[Records from a collection of figures]
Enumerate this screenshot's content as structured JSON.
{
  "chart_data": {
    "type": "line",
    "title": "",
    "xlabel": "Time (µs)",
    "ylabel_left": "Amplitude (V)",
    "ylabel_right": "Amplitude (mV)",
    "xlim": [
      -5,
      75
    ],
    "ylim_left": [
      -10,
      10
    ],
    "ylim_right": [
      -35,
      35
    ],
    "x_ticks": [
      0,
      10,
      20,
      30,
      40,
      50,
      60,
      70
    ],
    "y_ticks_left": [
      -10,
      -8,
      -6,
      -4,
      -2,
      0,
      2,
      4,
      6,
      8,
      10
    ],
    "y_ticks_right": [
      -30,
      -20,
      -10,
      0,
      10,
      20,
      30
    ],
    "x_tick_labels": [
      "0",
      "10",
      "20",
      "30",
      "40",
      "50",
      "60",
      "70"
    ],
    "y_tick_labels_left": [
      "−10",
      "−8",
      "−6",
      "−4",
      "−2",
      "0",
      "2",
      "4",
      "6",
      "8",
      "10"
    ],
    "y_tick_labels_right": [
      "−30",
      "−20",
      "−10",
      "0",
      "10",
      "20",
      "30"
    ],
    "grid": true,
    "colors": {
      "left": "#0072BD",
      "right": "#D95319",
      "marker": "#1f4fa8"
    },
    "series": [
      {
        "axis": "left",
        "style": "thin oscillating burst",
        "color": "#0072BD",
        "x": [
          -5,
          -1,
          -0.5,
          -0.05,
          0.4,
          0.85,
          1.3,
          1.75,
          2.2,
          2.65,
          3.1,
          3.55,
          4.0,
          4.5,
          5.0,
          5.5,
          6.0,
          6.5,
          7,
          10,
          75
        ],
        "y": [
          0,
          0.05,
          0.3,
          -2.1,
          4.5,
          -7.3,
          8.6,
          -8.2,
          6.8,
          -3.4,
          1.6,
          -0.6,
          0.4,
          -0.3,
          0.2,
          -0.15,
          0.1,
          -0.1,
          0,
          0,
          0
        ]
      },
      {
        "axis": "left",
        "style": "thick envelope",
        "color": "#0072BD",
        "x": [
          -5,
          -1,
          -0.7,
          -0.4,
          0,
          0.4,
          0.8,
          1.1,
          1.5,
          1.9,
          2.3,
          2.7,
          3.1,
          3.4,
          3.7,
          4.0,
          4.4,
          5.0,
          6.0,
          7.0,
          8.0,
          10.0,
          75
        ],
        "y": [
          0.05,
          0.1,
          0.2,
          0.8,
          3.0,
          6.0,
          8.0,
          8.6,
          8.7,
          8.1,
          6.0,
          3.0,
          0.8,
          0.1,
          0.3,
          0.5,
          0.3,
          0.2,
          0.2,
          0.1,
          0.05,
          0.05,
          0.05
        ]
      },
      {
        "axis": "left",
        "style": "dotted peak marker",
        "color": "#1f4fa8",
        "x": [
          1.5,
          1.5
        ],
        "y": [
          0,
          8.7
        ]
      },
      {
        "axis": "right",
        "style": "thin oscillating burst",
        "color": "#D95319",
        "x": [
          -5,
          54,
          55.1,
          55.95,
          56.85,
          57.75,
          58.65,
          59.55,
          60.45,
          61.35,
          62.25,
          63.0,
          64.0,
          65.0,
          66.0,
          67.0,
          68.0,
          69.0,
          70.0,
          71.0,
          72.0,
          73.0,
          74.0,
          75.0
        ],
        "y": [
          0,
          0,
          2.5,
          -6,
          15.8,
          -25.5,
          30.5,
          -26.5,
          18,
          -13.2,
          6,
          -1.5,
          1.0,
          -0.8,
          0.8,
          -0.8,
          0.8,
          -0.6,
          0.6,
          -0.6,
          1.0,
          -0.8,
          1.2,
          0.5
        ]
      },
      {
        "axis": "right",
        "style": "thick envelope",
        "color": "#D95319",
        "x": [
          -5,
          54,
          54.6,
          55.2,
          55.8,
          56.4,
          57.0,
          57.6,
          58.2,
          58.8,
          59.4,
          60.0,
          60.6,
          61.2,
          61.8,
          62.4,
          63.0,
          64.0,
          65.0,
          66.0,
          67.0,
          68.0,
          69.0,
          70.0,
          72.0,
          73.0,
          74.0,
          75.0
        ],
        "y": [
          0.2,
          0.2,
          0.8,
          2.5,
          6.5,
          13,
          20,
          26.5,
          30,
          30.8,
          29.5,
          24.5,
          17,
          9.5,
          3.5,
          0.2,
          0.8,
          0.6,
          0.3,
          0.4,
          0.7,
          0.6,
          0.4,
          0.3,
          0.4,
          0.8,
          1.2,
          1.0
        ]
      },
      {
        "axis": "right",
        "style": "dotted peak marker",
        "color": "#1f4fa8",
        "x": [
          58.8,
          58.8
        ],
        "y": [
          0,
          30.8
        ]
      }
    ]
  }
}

• **Work to do**
Within the listing above, work out how many lines contain the string "Amplitude", and reply with that number only.

• **Result of this task**
2